The data:
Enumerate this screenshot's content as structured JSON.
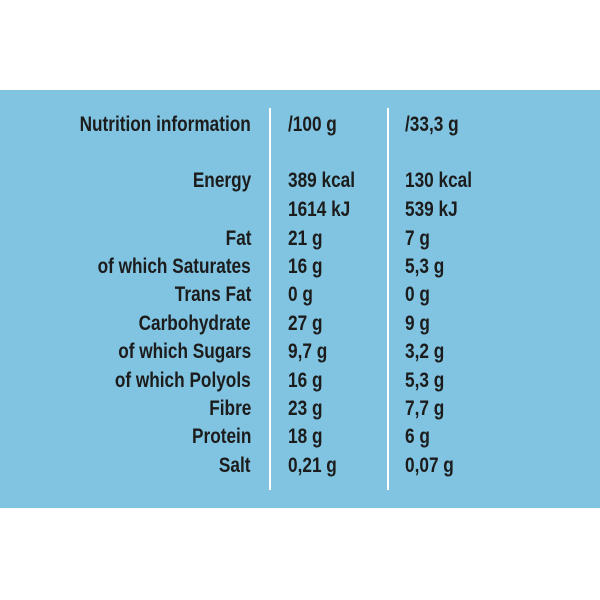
{
  "table": {
    "header": [
      "Nutrition information",
      "/100 g",
      "/33,3 g"
    ],
    "rows": [
      [
        "Energy",
        "389 kcal",
        "130 kcal"
      ],
      [
        null,
        "1614 kJ",
        "539 kJ"
      ],
      [
        "Fat",
        "21 g",
        "7 g"
      ],
      [
        "of which Saturates",
        "16 g",
        "5,3 g"
      ],
      [
        "Trans Fat",
        "0 g",
        "0 g"
      ],
      [
        "Carbohydrate",
        "27 g",
        "9 g"
      ],
      [
        "of which Sugars",
        "9,7 g",
        "3,2 g"
      ],
      [
        "of which Polyols",
        "16 g",
        "5,3 g"
      ],
      [
        "Fibre",
        "23 g",
        "7,7 g"
      ],
      [
        "Protein",
        "18 g",
        "6 g"
      ],
      [
        "Salt",
        "0,21 g",
        "0,07 g"
      ]
    ]
  }
}
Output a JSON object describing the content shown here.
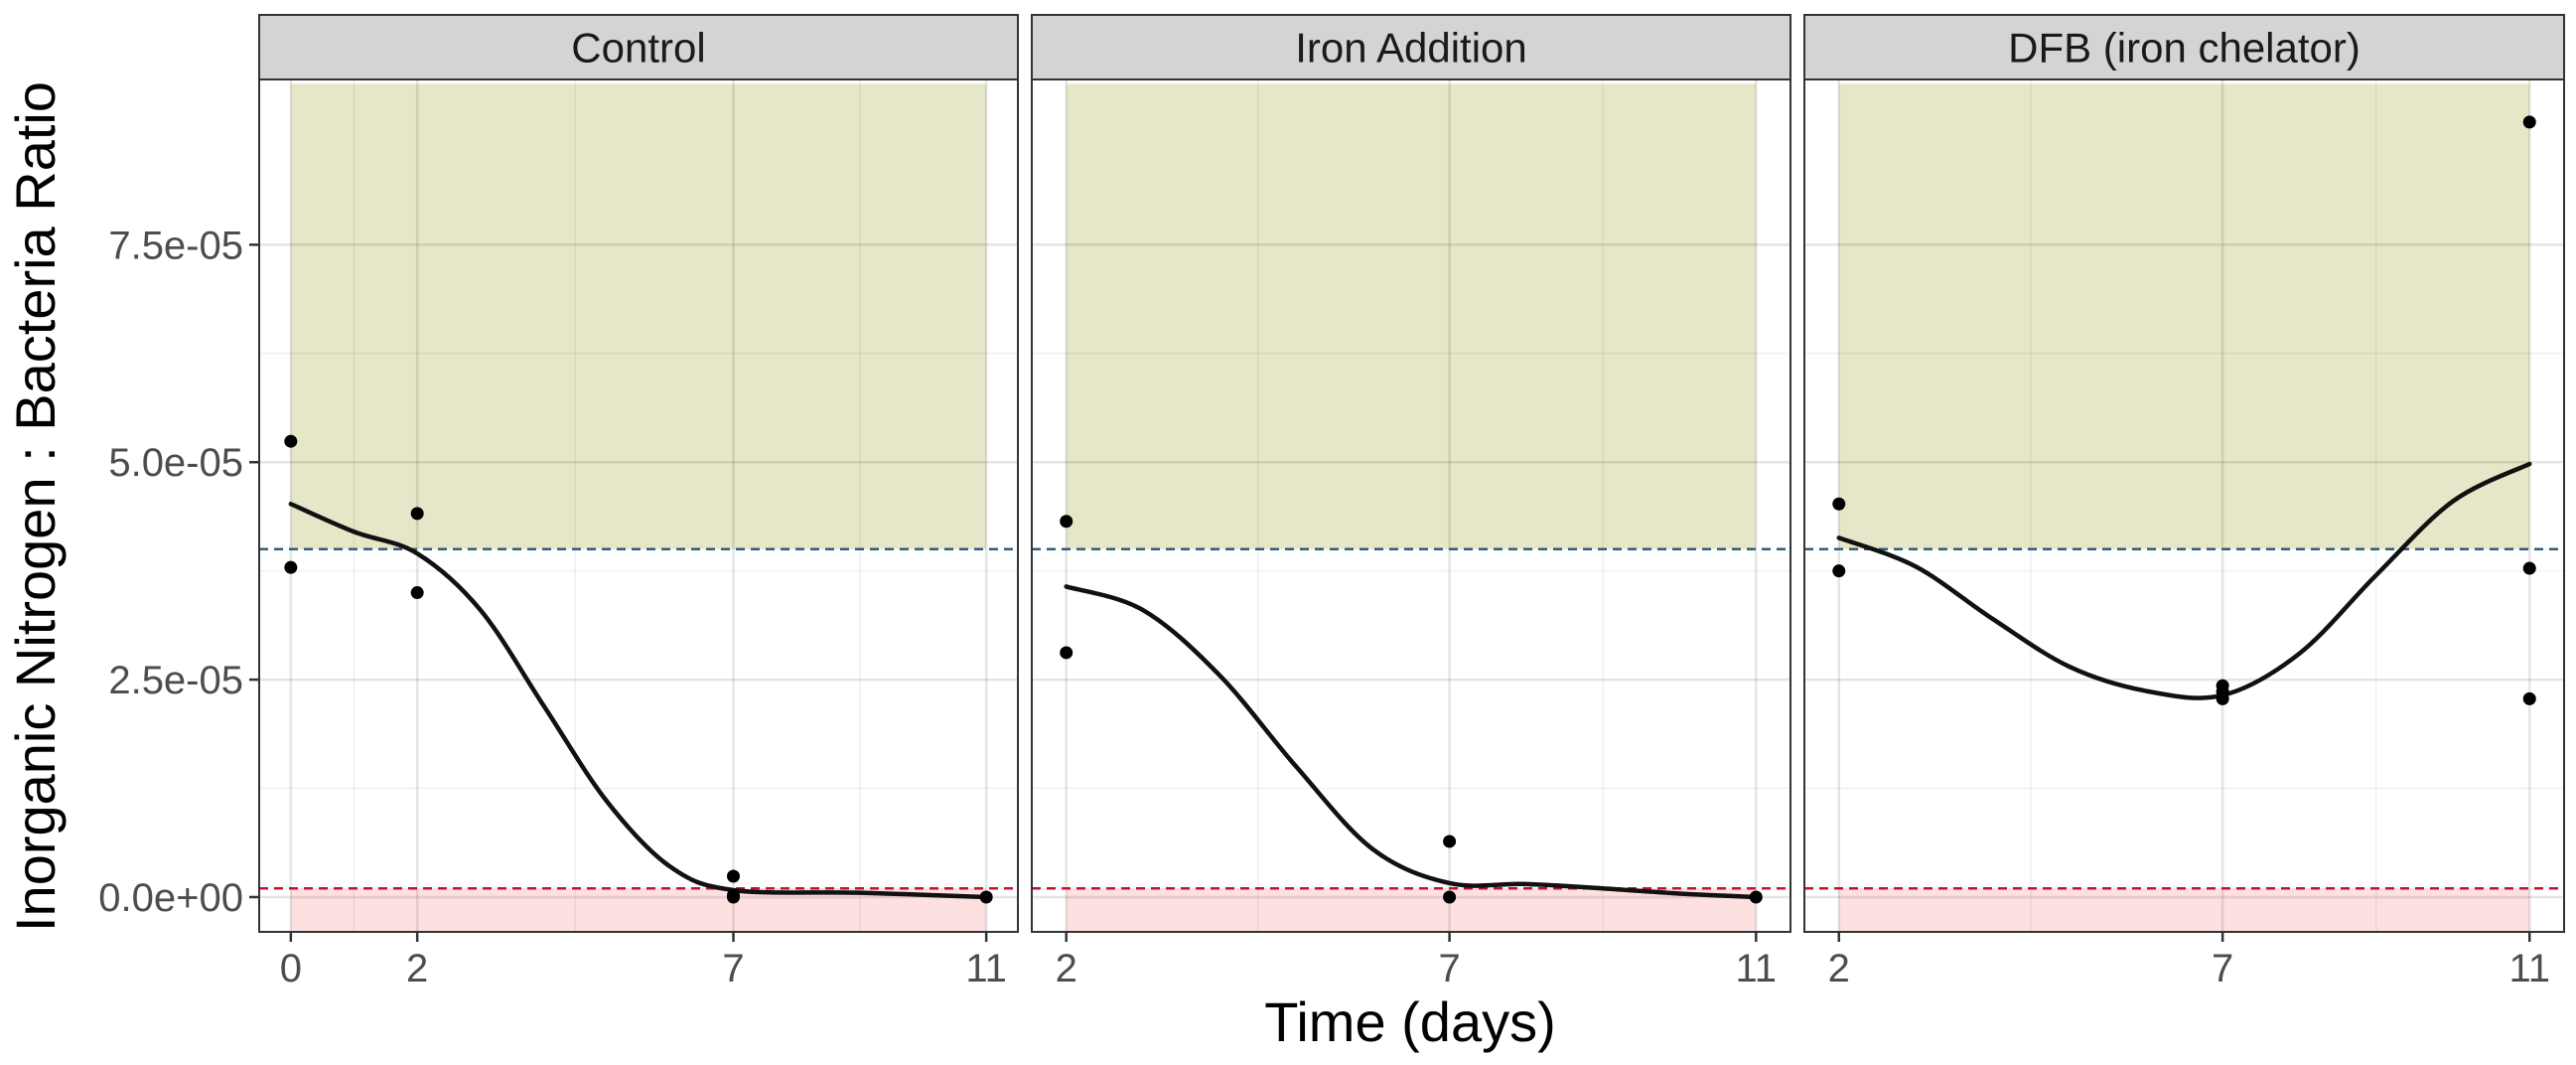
{
  "chart_data": {
    "type": "scatter",
    "xlabel": "Time (days)",
    "ylabel": "Inorganic Nitrogen : Bacteria Ratio",
    "ylim": [
      -4e-06,
      9.4e-05
    ],
    "y_ticks": [
      0,
      2.5e-05,
      5e-05,
      7.5e-05
    ],
    "y_tick_labels": [
      "0.0e+00",
      "2.5e-05",
      "5.0e-05",
      "7.5e-05"
    ],
    "reference_lines": {
      "upper": {
        "y": 4e-05,
        "color": "#2f5d7c",
        "style": "dashed"
      },
      "lower": {
        "y": 1e-06,
        "color": "#c8102e",
        "style": "dashed"
      }
    },
    "bands": {
      "upper": {
        "from": 4e-05,
        "to": 9.35e-05,
        "color": "#e6e6c8"
      },
      "lower": {
        "from": -4e-06,
        "to": 1e-06,
        "color": "#fde0e0"
      }
    },
    "grid": true,
    "colors": {
      "strip_fill": "#d4d4d4",
      "panel_border": "#333333",
      "points": "#000000",
      "smooth_line": "#111111"
    },
    "panels": [
      {
        "title": "Control",
        "xlim": [
          -0.5,
          11.5
        ],
        "x_ticks": [
          0,
          2,
          7,
          11
        ],
        "x_tick_labels": [
          "0",
          "2",
          "7",
          "11"
        ],
        "minor_x_ticks": [
          1,
          4.5,
          9
        ],
        "points": [
          {
            "x": 0,
            "y": 5.24e-05
          },
          {
            "x": 0,
            "y": 3.79e-05
          },
          {
            "x": 2,
            "y": 4.41e-05
          },
          {
            "x": 2,
            "y": 3.5e-05
          },
          {
            "x": 7,
            "y": 2.4e-06
          },
          {
            "x": 7,
            "y": 2e-07
          },
          {
            "x": 7,
            "y": 0.0
          },
          {
            "x": 11,
            "y": 0.0
          }
        ],
        "smooth": [
          {
            "x": 0,
            "y": 4.52e-05
          },
          {
            "x": 1,
            "y": 4.2e-05
          },
          {
            "x": 2,
            "y": 3.95e-05
          },
          {
            "x": 3,
            "y": 3.3e-05
          },
          {
            "x": 4,
            "y": 2.2e-05
          },
          {
            "x": 5,
            "y": 1.1e-05
          },
          {
            "x": 6,
            "y": 3.5e-06
          },
          {
            "x": 7,
            "y": 8e-07
          },
          {
            "x": 9,
            "y": 5e-07
          },
          {
            "x": 11,
            "y": 0.0
          }
        ]
      },
      {
        "title": "Iron Addition",
        "xlim": [
          1.55,
          11.45
        ],
        "x_ticks": [
          2,
          7,
          11
        ],
        "x_tick_labels": [
          "2",
          "7",
          "11"
        ],
        "minor_x_ticks": [
          4.5,
          9
        ],
        "points": [
          {
            "x": 2,
            "y": 4.32e-05
          },
          {
            "x": 2,
            "y": 2.81e-05
          },
          {
            "x": 7,
            "y": 6.4e-06
          },
          {
            "x": 7,
            "y": 0.0
          },
          {
            "x": 11,
            "y": 0.0
          }
        ],
        "smooth": [
          {
            "x": 2,
            "y": 3.57e-05
          },
          {
            "x": 3,
            "y": 3.3e-05
          },
          {
            "x": 4,
            "y": 2.55e-05
          },
          {
            "x": 5,
            "y": 1.5e-05
          },
          {
            "x": 6,
            "y": 5.5e-06
          },
          {
            "x": 7,
            "y": 1.6e-06
          },
          {
            "x": 8,
            "y": 1.5e-06
          },
          {
            "x": 9,
            "y": 1e-06
          },
          {
            "x": 10,
            "y": 4e-07
          },
          {
            "x": 11,
            "y": 0.0
          }
        ]
      },
      {
        "title": "DFB (iron chelator)",
        "xlim": [
          1.55,
          11.45
        ],
        "x_ticks": [
          2,
          7,
          11
        ],
        "x_tick_labels": [
          "2",
          "7",
          "11"
        ],
        "minor_x_ticks": [
          4.5,
          9
        ],
        "points": [
          {
            "x": 2,
            "y": 4.52e-05
          },
          {
            "x": 2,
            "y": 3.75e-05
          },
          {
            "x": 7,
            "y": 2.43e-05
          },
          {
            "x": 7,
            "y": 2.36e-05
          },
          {
            "x": 7,
            "y": 2.28e-05
          },
          {
            "x": 11,
            "y": 8.91e-05
          },
          {
            "x": 11,
            "y": 3.78e-05
          },
          {
            "x": 11,
            "y": 2.28e-05
          }
        ],
        "smooth": [
          {
            "x": 2,
            "y": 4.13e-05
          },
          {
            "x": 3,
            "y": 3.8e-05
          },
          {
            "x": 4,
            "y": 3.2e-05
          },
          {
            "x": 5,
            "y": 2.65e-05
          },
          {
            "x": 6,
            "y": 2.37e-05
          },
          {
            "x": 7,
            "y": 2.32e-05
          },
          {
            "x": 8,
            "y": 2.8e-05
          },
          {
            "x": 9,
            "y": 3.7e-05
          },
          {
            "x": 10,
            "y": 4.55e-05
          },
          {
            "x": 11,
            "y": 4.98e-05
          }
        ]
      }
    ]
  }
}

Goal of the exercise: Exact copy, no images: rewrite the entire listing above.

Written response:
Enumerate this screenshot's content as structured JSON.
{
  "table": {
    "header": [
      "Nutrition information",
      "/100 g",
      "/33,3 g"
    ],
    "rows": [
      [
        "Energy",
        "389 kcal",
        "130 kcal"
      ],
      [
        null,
        "1614 kJ",
        "539 kJ"
      ],
      [
        "Fat",
        "21 g",
        "7 g"
      ],
      [
        "of which Saturates",
        "16 g",
        "5,3 g"
      ],
      [
        "Trans Fat",
        "0 g",
        "0 g"
      ],
      [
        "Carbohydrate",
        "27 g",
        "9 g"
      ],
      [
        "of which Sugars",
        "9,7 g",
        "3,2 g"
      ],
      [
        "of which Polyols",
        "16 g",
        "5,3 g"
      ],
      [
        "Fibre",
        "23 g",
        "7,7 g"
      ],
      [
        "Protein",
        "18 g",
        "6 g"
      ],
      [
        "Salt",
        "0,21 g",
        "0,07 g"
      ]
    ]
  }
}
Output a JSON object describing the content shown here.
{
  "chart_data": {
    "type": "scatter",
    "xlabel": "Time (days)",
    "ylabel": "Inorganic Nitrogen : Bacteria Ratio",
    "ylim": [
      -4e-06,
      9.4e-05
    ],
    "y_ticks": [
      0,
      2.5e-05,
      5e-05,
      7.5e-05
    ],
    "y_tick_labels": [
      "0.0e+00",
      "2.5e-05",
      "5.0e-05",
      "7.5e-05"
    ],
    "reference_lines": {
      "upper": {
        "y": 4e-05,
        "color": "#2f5d7c",
        "style": "dashed"
      },
      "lower": {
        "y": 1e-06,
        "color": "#c8102e",
        "style": "dashed"
      }
    },
    "bands": {
      "upper": {
        "from": 4e-05,
        "to": 9.35e-05,
        "color": "#e6e6c8"
      },
      "lower": {
        "from": -4e-06,
        "to": 1e-06,
        "color": "#fde0e0"
      }
    },
    "grid": true,
    "colors": {
      "strip_fill": "#d4d4d4",
      "panel_border": "#333333",
      "points": "#000000",
      "smooth_line": "#111111"
    },
    "panels": [
      {
        "title": "Control",
        "xlim": [
          -0.5,
          11.5
        ],
        "x_ticks": [
          0,
          2,
          7,
          11
        ],
        "x_tick_labels": [
          "0",
          "2",
          "7",
          "11"
        ],
        "minor_x_ticks": [
          1,
          4.5,
          9
        ],
        "points": [
          {
            "x": 0,
            "y": 5.24e-05
          },
          {
            "x": 0,
            "y": 3.79e-05
          },
          {
            "x": 2,
            "y": 4.41e-05
          },
          {
            "x": 2,
            "y": 3.5e-05
          },
          {
            "x": 7,
            "y": 2.4e-06
          },
          {
            "x": 7,
            "y": 2e-07
          },
          {
            "x": 7,
            "y": 0.0
          },
          {
            "x": 11,
            "y": 0.0
          }
        ],
        "smooth": [
          {
            "x": 0,
            "y": 4.52e-05
          },
          {
            "x": 1,
            "y": 4.2e-05
          },
          {
            "x": 2,
            "y": 3.95e-05
          },
          {
            "x": 3,
            "y": 3.3e-05
          },
          {
            "x": 4,
            "y": 2.2e-05
          },
          {
            "x": 5,
            "y": 1.1e-05
          },
          {
            "x": 6,
            "y": 3.5e-06
          },
          {
            "x": 7,
            "y": 8e-07
          },
          {
            "x": 9,
            "y": 5e-07
          },
          {
            "x": 11,
            "y": 0.0
          }
        ]
      },
      {
        "title": "Iron Addition",
        "xlim": [
          1.55,
          11.45
        ],
        "x_ticks": [
          2,
          7,
          11
        ],
        "x_tick_labels": [
          "2",
          "7",
          "11"
        ],
        "minor_x_ticks": [
          4.5,
          9
        ],
        "points": [
          {
            "x": 2,
            "y": 4.32e-05
          },
          {
            "x": 2,
            "y": 2.81e-05
          },
          {
            "x": 7,
            "y": 6.4e-06
          },
          {
            "x": 7,
            "y": 0.0
          },
          {
            "x": 11,
            "y": 0.0
          }
        ],
        "smooth": [
          {
            "x": 2,
            "y": 3.57e-05
          },
          {
            "x": 3,
            "y": 3.3e-05
          },
          {
            "x": 4,
            "y": 2.55e-05
          },
          {
            "x": 5,
            "y": 1.5e-05
          },
          {
            "x": 6,
            "y": 5.5e-06
          },
          {
            "x": 7,
            "y": 1.6e-06
          },
          {
            "x": 8,
            "y": 1.5e-06
          },
          {
            "x": 9,
            "y": 1e-06
          },
          {
            "x": 10,
            "y": 4e-07
          },
          {
            "x": 11,
            "y": 0.0
          }
        ]
      },
      {
        "title": "DFB (iron chelator)",
        "xlim": [
          1.55,
          11.45
        ],
        "x_ticks": [
          2,
          7,
          11
        ],
        "x_tick_labels": [
          "2",
          "7",
          "11"
        ],
        "minor_x_ticks": [
          4.5,
          9
        ],
        "points": [
          {
            "x": 2,
            "y": 4.52e-05
          },
          {
            "x": 2,
            "y": 3.75e-05
          },
          {
            "x": 7,
            "y": 2.43e-05
          },
          {
            "x": 7,
            "y": 2.36e-05
          },
          {
            "x": 7,
            "y": 2.28e-05
          },
          {
            "x": 11,
            "y": 8.91e-05
          },
          {
            "x": 11,
            "y": 3.78e-05
          },
          {
            "x": 11,
            "y": 2.28e-05
          }
        ],
        "smooth": [
          {
            "x": 2,
            "y": 4.13e-05
          },
          {
            "x": 3,
            "y": 3.8e-05
          },
          {
            "x": 4,
            "y": 3.2e-05
          },
          {
            "x": 5,
            "y": 2.65e-05
          },
          {
            "x": 6,
            "y": 2.37e-05
          },
          {
            "x": 7,
            "y": 2.32e-05
          },
          {
            "x": 8,
            "y": 2.8e-05
          },
          {
            "x": 9,
            "y": 3.7e-05
          },
          {
            "x": 10,
            "y": 4.55e-05
          },
          {
            "x": 11,
            "y": 4.98e-05
          }
        ]
      }
    ]
  }
}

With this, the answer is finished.